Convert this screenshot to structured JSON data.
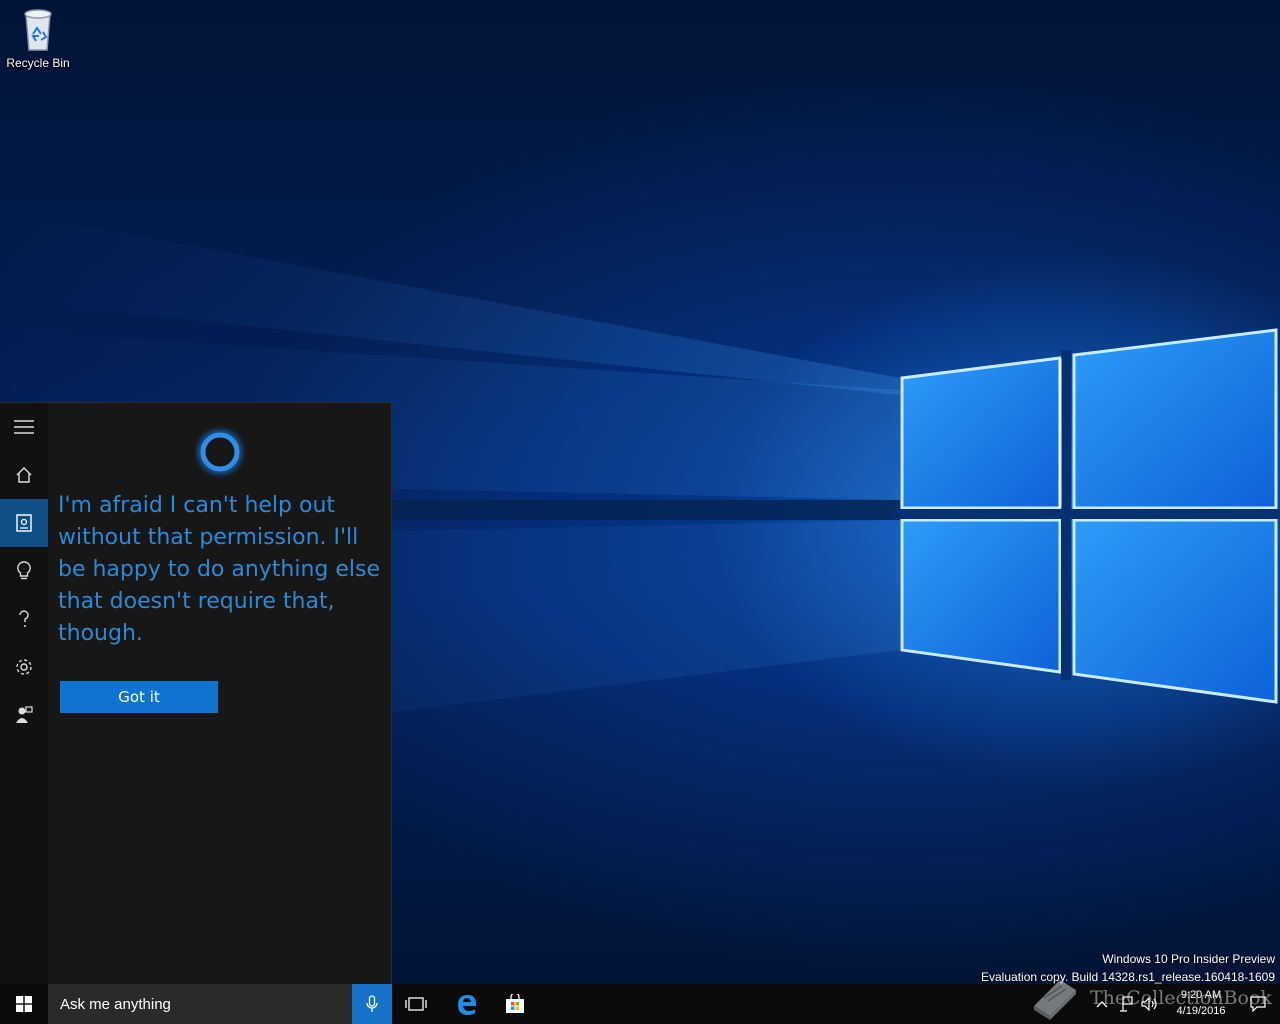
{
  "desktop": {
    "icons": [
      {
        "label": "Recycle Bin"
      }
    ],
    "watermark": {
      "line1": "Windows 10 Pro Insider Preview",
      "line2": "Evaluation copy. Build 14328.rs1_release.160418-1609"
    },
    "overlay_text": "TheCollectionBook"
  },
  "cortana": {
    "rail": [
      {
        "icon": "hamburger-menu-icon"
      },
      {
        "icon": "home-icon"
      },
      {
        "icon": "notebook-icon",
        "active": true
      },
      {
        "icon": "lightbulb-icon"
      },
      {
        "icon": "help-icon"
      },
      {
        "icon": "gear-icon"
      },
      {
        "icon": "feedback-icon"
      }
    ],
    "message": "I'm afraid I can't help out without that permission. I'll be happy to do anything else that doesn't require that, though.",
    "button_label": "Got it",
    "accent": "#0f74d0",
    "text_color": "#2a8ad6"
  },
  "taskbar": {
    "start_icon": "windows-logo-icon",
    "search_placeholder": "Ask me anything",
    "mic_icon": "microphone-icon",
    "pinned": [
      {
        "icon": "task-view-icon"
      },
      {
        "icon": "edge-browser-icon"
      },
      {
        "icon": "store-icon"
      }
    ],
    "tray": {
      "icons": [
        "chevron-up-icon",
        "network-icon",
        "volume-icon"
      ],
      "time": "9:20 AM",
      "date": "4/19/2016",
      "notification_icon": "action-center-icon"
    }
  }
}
+-------+
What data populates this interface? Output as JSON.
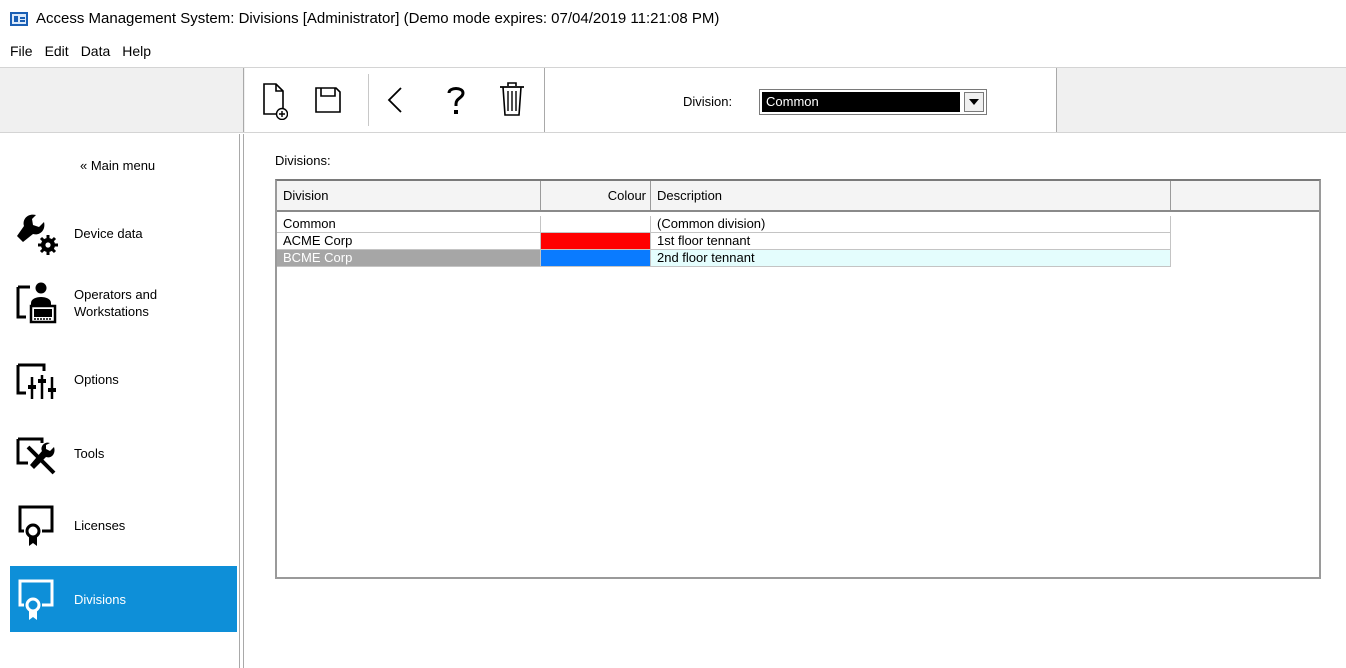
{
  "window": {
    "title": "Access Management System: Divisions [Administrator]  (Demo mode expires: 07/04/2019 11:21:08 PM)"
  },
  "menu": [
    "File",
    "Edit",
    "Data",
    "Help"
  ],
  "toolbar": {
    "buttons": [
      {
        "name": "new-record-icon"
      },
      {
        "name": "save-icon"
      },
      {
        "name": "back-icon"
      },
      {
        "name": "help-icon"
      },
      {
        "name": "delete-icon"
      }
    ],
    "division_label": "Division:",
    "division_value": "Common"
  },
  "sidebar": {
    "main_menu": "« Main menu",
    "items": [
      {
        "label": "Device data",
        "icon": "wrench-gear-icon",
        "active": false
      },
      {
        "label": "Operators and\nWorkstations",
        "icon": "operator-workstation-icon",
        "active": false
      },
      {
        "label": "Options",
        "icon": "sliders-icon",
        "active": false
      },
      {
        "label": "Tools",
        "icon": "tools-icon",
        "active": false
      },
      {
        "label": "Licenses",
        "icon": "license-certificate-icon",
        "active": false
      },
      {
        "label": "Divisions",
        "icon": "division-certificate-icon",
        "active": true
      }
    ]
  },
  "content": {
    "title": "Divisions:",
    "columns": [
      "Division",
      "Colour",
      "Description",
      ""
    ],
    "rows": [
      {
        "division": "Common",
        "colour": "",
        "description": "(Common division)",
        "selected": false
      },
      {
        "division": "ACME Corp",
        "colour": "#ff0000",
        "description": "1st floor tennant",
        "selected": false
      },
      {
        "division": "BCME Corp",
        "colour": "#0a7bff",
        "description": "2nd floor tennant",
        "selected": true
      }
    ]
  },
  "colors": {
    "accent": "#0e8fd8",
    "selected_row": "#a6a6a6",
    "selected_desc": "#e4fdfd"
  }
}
+-------+
— INSTRUCTIONS FOR THE TASK —
Copy down every line of the material above that includes the string "gear".

— TASK RESPONSE —
        "icon": "gear-icon"
        "icon": "wrench-gear-icon",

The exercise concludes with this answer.